Records from a data collection

——————————

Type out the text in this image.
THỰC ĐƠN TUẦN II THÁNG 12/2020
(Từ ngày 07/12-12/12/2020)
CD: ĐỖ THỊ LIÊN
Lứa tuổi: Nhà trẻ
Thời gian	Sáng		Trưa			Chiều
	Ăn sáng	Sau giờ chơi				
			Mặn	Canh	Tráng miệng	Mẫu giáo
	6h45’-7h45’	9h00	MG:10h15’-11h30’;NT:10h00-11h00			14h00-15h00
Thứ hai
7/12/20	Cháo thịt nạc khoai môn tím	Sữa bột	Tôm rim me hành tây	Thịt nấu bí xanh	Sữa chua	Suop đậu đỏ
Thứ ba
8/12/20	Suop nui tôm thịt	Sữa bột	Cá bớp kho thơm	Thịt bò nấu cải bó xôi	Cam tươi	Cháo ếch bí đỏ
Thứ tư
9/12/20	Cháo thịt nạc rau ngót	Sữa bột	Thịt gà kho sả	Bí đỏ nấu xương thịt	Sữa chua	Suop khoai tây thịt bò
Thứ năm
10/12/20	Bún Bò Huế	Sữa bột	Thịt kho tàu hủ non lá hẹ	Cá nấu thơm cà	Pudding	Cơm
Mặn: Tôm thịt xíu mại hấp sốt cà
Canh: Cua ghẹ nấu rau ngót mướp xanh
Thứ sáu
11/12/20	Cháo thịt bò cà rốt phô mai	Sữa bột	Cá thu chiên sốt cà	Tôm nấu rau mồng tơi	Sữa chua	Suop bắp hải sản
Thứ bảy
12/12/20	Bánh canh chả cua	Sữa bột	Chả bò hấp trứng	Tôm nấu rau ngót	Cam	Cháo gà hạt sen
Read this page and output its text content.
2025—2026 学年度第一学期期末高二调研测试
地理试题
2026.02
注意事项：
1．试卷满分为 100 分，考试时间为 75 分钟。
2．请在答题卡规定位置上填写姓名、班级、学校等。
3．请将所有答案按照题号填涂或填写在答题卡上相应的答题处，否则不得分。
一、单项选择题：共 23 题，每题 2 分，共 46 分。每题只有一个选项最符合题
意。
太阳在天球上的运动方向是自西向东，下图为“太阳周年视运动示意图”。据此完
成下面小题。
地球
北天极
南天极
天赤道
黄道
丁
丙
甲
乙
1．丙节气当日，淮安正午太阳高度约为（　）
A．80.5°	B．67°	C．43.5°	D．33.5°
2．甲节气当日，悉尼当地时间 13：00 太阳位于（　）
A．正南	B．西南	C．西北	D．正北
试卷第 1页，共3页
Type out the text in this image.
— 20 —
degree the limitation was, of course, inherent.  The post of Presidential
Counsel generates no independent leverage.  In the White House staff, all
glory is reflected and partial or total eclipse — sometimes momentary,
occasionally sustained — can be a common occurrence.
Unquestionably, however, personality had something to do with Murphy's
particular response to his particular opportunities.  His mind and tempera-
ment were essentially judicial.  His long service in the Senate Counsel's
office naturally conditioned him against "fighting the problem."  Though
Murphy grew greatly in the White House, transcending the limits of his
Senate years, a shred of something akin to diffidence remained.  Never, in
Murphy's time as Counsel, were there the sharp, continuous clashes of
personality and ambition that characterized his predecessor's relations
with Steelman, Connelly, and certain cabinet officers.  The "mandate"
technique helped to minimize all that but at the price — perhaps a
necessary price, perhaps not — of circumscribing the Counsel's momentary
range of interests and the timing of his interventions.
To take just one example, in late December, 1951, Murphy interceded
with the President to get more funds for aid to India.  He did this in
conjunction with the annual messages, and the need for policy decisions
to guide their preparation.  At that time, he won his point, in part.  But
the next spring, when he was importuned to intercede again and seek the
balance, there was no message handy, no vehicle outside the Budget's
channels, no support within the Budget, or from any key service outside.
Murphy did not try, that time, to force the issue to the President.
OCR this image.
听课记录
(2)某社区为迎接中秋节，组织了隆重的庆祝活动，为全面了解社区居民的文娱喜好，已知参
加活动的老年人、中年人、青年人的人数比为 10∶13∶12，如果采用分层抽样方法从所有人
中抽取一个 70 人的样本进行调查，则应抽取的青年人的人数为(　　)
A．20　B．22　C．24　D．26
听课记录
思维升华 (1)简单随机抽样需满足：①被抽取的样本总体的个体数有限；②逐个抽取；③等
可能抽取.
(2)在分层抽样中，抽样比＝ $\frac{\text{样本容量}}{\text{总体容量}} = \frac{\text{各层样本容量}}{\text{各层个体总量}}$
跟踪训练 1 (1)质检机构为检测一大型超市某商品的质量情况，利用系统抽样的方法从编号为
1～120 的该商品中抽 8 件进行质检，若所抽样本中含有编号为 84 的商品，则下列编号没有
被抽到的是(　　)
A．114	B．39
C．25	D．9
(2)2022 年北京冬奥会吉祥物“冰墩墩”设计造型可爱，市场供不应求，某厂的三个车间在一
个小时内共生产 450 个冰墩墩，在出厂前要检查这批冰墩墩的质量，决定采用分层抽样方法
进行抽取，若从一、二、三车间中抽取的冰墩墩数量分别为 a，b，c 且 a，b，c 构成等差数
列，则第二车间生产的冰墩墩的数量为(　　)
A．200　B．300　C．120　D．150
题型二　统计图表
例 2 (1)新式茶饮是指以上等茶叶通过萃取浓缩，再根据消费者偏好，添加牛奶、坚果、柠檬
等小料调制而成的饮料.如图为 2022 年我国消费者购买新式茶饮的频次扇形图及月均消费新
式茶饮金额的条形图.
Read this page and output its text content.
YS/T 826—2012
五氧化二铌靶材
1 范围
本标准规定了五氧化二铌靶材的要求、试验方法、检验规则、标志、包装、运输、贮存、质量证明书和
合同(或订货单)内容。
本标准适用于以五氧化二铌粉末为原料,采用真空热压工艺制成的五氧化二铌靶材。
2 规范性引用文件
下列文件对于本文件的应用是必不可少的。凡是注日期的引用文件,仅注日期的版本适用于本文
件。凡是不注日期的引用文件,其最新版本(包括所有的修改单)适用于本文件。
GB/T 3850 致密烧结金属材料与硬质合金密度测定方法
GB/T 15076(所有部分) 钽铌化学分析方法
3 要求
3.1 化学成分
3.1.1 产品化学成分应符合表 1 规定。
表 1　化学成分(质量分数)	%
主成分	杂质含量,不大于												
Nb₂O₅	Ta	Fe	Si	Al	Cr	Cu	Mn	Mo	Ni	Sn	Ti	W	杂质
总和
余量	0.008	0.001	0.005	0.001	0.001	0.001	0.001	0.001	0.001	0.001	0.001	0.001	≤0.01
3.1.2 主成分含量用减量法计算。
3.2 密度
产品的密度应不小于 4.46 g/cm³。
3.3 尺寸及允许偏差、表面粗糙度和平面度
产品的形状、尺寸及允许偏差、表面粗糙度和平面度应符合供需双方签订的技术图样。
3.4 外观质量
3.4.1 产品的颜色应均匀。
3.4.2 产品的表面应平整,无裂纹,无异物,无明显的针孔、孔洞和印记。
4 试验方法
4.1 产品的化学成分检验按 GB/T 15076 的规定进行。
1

——————————

__Aim__
Show each line holding the word "White".

__Expected output__
Counsel generates no independent leverage.  In the White House staff, all
Murphy grew greatly in the White House, transcending the limits of his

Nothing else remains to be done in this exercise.